Return the material word for word. Do not include the pictures.

--- RECORDS PROVIDED ---

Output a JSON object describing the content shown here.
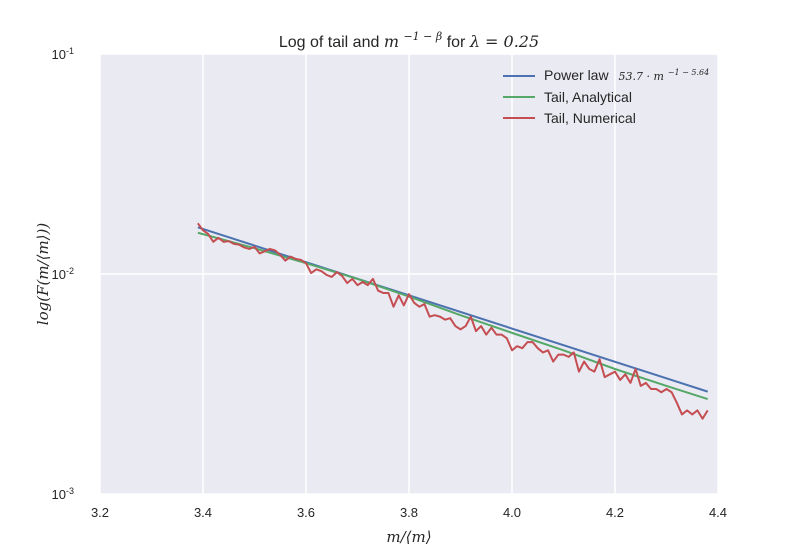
{
  "colors": {
    "plot_background": "#EAEAF2",
    "grid": "#FFFFFF",
    "text": "#262626",
    "power_law": "#4C72B0",
    "tail_analytical": "#55A868",
    "tail_numerical": "#C44E52"
  },
  "chart_data": {
    "type": "line",
    "title": {
      "prefix": "Log of tail and ",
      "base": "m",
      "exponent": "−1 − β",
      "middle": " for ",
      "condition": "λ = 0.25"
    },
    "xlabel": "m/⟨m⟩",
    "ylabel": "log(F(m/⟨m⟩))",
    "y_scale": "log",
    "xlim": [
      3.2,
      4.4
    ],
    "ylim": [
      0.001,
      0.1
    ],
    "x_ticks": [
      3.2,
      3.4,
      3.6,
      3.8,
      4.0,
      4.2,
      4.4
    ],
    "x_tick_labels": [
      "3.2",
      "3.4",
      "3.6",
      "3.8",
      "4.0",
      "4.2",
      "4.4"
    ],
    "y_ticks": [
      {
        "value": 0.001,
        "base": "10",
        "exp": "-3"
      },
      {
        "value": 0.01,
        "base": "10",
        "exp": "-2"
      },
      {
        "value": 0.1,
        "base": "10",
        "exp": "-1"
      }
    ],
    "grid": true,
    "legend_position": "top-right",
    "series": [
      {
        "key": "power_law",
        "name": "Power law",
        "formula": "53.7 · m",
        "formula_exponent": "−1 − 5.64",
        "x": [
          3.39,
          4.38
        ],
        "y": [
          0.0163,
          0.00292
        ]
      },
      {
        "key": "tail_analytical",
        "name": "Tail, Analytical",
        "x": [
          3.39,
          3.5,
          3.6,
          3.7,
          3.8,
          3.9,
          4.0,
          4.1,
          4.2,
          4.3,
          4.38
        ],
        "y": [
          0.0154,
          0.0131,
          0.0112,
          0.0095,
          0.0079,
          0.0065,
          0.0054,
          0.0045,
          0.0037,
          0.0031,
          0.0027
        ]
      },
      {
        "key": "tail_numerical",
        "name": "Tail, Numerical",
        "x": [
          3.39,
          3.4,
          3.41,
          3.42,
          3.43,
          3.44,
          3.45,
          3.46,
          3.47,
          3.48,
          3.49,
          3.5,
          3.51,
          3.52,
          3.53,
          3.54,
          3.55,
          3.56,
          3.57,
          3.58,
          3.59,
          3.6,
          3.61,
          3.62,
          3.63,
          3.64,
          3.65,
          3.66,
          3.67,
          3.68,
          3.69,
          3.7,
          3.71,
          3.72,
          3.73,
          3.74,
          3.75,
          3.76,
          3.77,
          3.78,
          3.79,
          3.8,
          3.81,
          3.82,
          3.83,
          3.84,
          3.85,
          3.86,
          3.87,
          3.88,
          3.89,
          3.9,
          3.91,
          3.92,
          3.93,
          3.94,
          3.95,
          3.96,
          3.97,
          3.98,
          3.99,
          4.0,
          4.01,
          4.02,
          4.03,
          4.04,
          4.05,
          4.06,
          4.07,
          4.08,
          4.09,
          4.1,
          4.11,
          4.12,
          4.13,
          4.14,
          4.15,
          4.16,
          4.17,
          4.18,
          4.19,
          4.2,
          4.21,
          4.22,
          4.23,
          4.24,
          4.25,
          4.26,
          4.27,
          4.28,
          4.29,
          4.3,
          4.31,
          4.32,
          4.33,
          4.34,
          4.35,
          4.36,
          4.37,
          4.38
        ],
        "y": [
          0.017,
          0.0158,
          0.0152,
          0.014,
          0.0146,
          0.014,
          0.0141,
          0.0137,
          0.0136,
          0.0132,
          0.013,
          0.0133,
          0.0124,
          0.0127,
          0.013,
          0.0128,
          0.0122,
          0.0115,
          0.012,
          0.0117,
          0.0116,
          0.0112,
          0.0101,
          0.0105,
          0.0103,
          0.0099,
          0.0097,
          0.0102,
          0.0098,
          0.0091,
          0.0095,
          0.0089,
          0.0092,
          0.0089,
          0.0095,
          0.0084,
          0.0082,
          0.0082,
          0.0071,
          0.008,
          0.0072,
          0.0081,
          0.0074,
          0.0071,
          0.0073,
          0.0064,
          0.0065,
          0.0064,
          0.0062,
          0.0063,
          0.0058,
          0.0056,
          0.0058,
          0.0064,
          0.0055,
          0.0058,
          0.0053,
          0.0057,
          0.0053,
          0.0053,
          0.0051,
          0.0045,
          0.0047,
          0.0046,
          0.0049,
          0.0049,
          0.0046,
          0.0044,
          0.0045,
          0.004,
          0.0043,
          0.0043,
          0.0042,
          0.0044,
          0.0036,
          0.004,
          0.0037,
          0.0036,
          0.0041,
          0.0034,
          0.0035,
          0.0036,
          0.0033,
          0.0035,
          0.0032,
          0.0037,
          0.0031,
          0.0032,
          0.003,
          0.003,
          0.0029,
          0.003,
          0.0029,
          0.0026,
          0.0023,
          0.0024,
          0.0023,
          0.0024,
          0.0022,
          0.0024
        ]
      }
    ]
  }
}
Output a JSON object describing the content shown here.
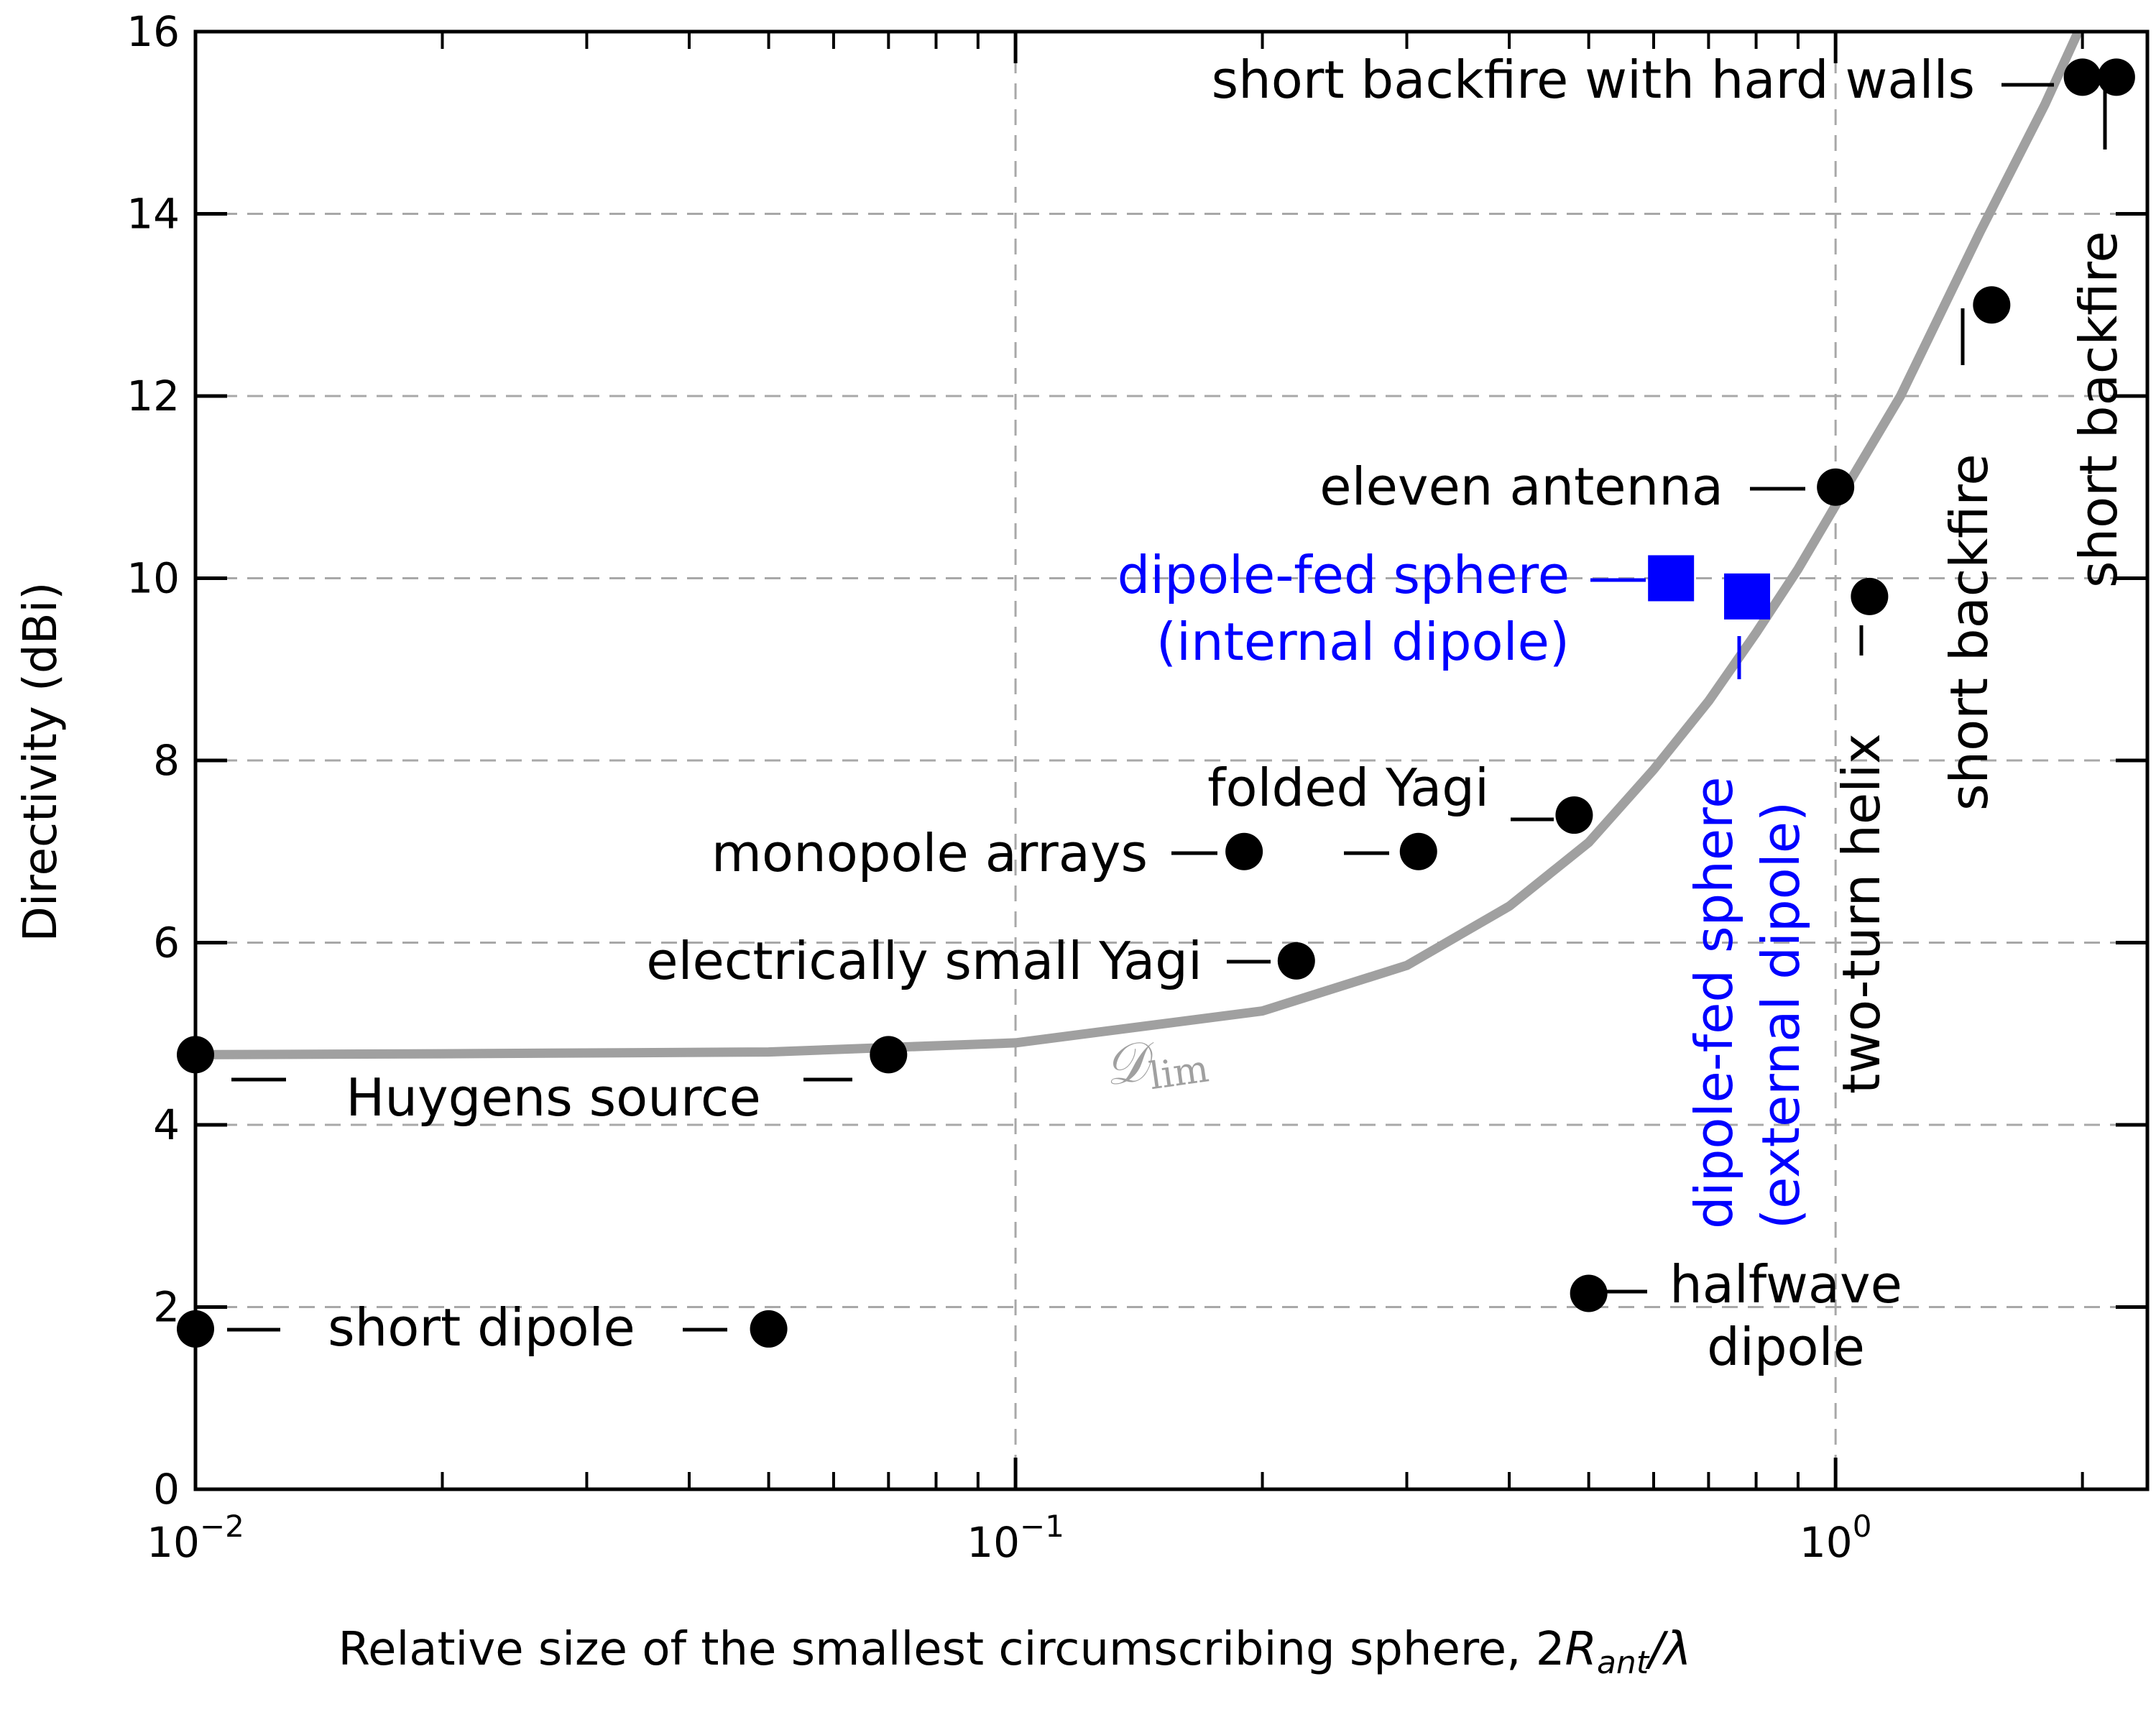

---

* WRITTEN RESPONSE *
Output a JSON object describing the content shown here.
{
  "colors": {
    "plot_background": "#EAEAF2",
    "grid": "#FFFFFF",
    "text": "#262626",
    "power_law": "#4C72B0",
    "tail_analytical": "#55A868",
    "tail_numerical": "#C44E52"
  },
  "chart_data": {
    "type": "line",
    "title": {
      "prefix": "Log of tail and ",
      "base": "m",
      "exponent": "−1 − β",
      "middle": " for ",
      "condition": "λ = 0.25"
    },
    "xlabel": "m/⟨m⟩",
    "ylabel": "log(F(m/⟨m⟩))",
    "y_scale": "log",
    "xlim": [
      3.2,
      4.4
    ],
    "ylim": [
      0.001,
      0.1
    ],
    "x_ticks": [
      3.2,
      3.4,
      3.6,
      3.8,
      4.0,
      4.2,
      4.4
    ],
    "x_tick_labels": [
      "3.2",
      "3.4",
      "3.6",
      "3.8",
      "4.0",
      "4.2",
      "4.4"
    ],
    "y_ticks": [
      {
        "value": 0.001,
        "base": "10",
        "exp": "-3"
      },
      {
        "value": 0.01,
        "base": "10",
        "exp": "-2"
      },
      {
        "value": 0.1,
        "base": "10",
        "exp": "-1"
      }
    ],
    "grid": true,
    "legend_position": "top-right",
    "series": [
      {
        "key": "power_law",
        "name": "Power law",
        "formula": "53.7 · m",
        "formula_exponent": "−1 − 5.64",
        "x": [
          3.39,
          4.38
        ],
        "y": [
          0.0163,
          0.00292
        ]
      },
      {
        "key": "tail_analytical",
        "name": "Tail, Analytical",
        "x": [
          3.39,
          3.5,
          3.6,
          3.7,
          3.8,
          3.9,
          4.0,
          4.1,
          4.2,
          4.3,
          4.38
        ],
        "y": [
          0.0154,
          0.0131,
          0.0112,
          0.0095,
          0.0079,
          0.0065,
          0.0054,
          0.0045,
          0.0037,
          0.0031,
          0.0027
        ]
      },
      {
        "key": "tail_numerical",
        "name": "Tail, Numerical",
        "x": [
          3.39,
          3.4,
          3.41,
          3.42,
          3.43,
          3.44,
          3.45,
          3.46,
          3.47,
          3.48,
          3.49,
          3.5,
          3.51,
          3.52,
          3.53,
          3.54,
          3.55,
          3.56,
          3.57,
          3.58,
          3.59,
          3.6,
          3.61,
          3.62,
          3.63,
          3.64,
          3.65,
          3.66,
          3.67,
          3.68,
          3.69,
          3.7,
          3.71,
          3.72,
          3.73,
          3.74,
          3.75,
          3.76,
          3.77,
          3.78,
          3.79,
          3.8,
          3.81,
          3.82,
          3.83,
          3.84,
          3.85,
          3.86,
          3.87,
          3.88,
          3.89,
          3.9,
          3.91,
          3.92,
          3.93,
          3.94,
          3.95,
          3.96,
          3.97,
          3.98,
          3.99,
          4.0,
          4.01,
          4.02,
          4.03,
          4.04,
          4.05,
          4.06,
          4.07,
          4.08,
          4.09,
          4.1,
          4.11,
          4.12,
          4.13,
          4.14,
          4.15,
          4.16,
          4.17,
          4.18,
          4.19,
          4.2,
          4.21,
          4.22,
          4.23,
          4.24,
          4.25,
          4.26,
          4.27,
          4.28,
          4.29,
          4.3,
          4.31,
          4.32,
          4.33,
          4.34,
          4.35,
          4.36,
          4.37,
          4.38
        ],
        "y": [
          0.017,
          0.0158,
          0.0152,
          0.014,
          0.0146,
          0.014,
          0.0141,
          0.0137,
          0.0136,
          0.0132,
          0.013,
          0.0133,
          0.0124,
          0.0127,
          0.013,
          0.0128,
          0.0122,
          0.0115,
          0.012,
          0.0117,
          0.0116,
          0.0112,
          0.0101,
          0.0105,
          0.0103,
          0.0099,
          0.0097,
          0.0102,
          0.0098,
          0.0091,
          0.0095,
          0.0089,
          0.0092,
          0.0089,
          0.0095,
          0.0084,
          0.0082,
          0.0082,
          0.0071,
          0.008,
          0.0072,
          0.0081,
          0.0074,
          0.0071,
          0.0073,
          0.0064,
          0.0065,
          0.0064,
          0.0062,
          0.0063,
          0.0058,
          0.0056,
          0.0058,
          0.0064,
          0.0055,
          0.0058,
          0.0053,
          0.0057,
          0.0053,
          0.0053,
          0.0051,
          0.0045,
          0.0047,
          0.0046,
          0.0049,
          0.0049,
          0.0046,
          0.0044,
          0.0045,
          0.004,
          0.0043,
          0.0043,
          0.0042,
          0.0044,
          0.0036,
          0.004,
          0.0037,
          0.0036,
          0.0041,
          0.0034,
          0.0035,
          0.0036,
          0.0033,
          0.0035,
          0.0032,
          0.0037,
          0.0031,
          0.0032,
          0.003,
          0.003,
          0.0029,
          0.003,
          0.0029,
          0.0026,
          0.0023,
          0.0024,
          0.0023,
          0.0024,
          0.0022,
          0.0024
        ]
      }
    ]
  }
}
Output a JSON object describing the content shown here.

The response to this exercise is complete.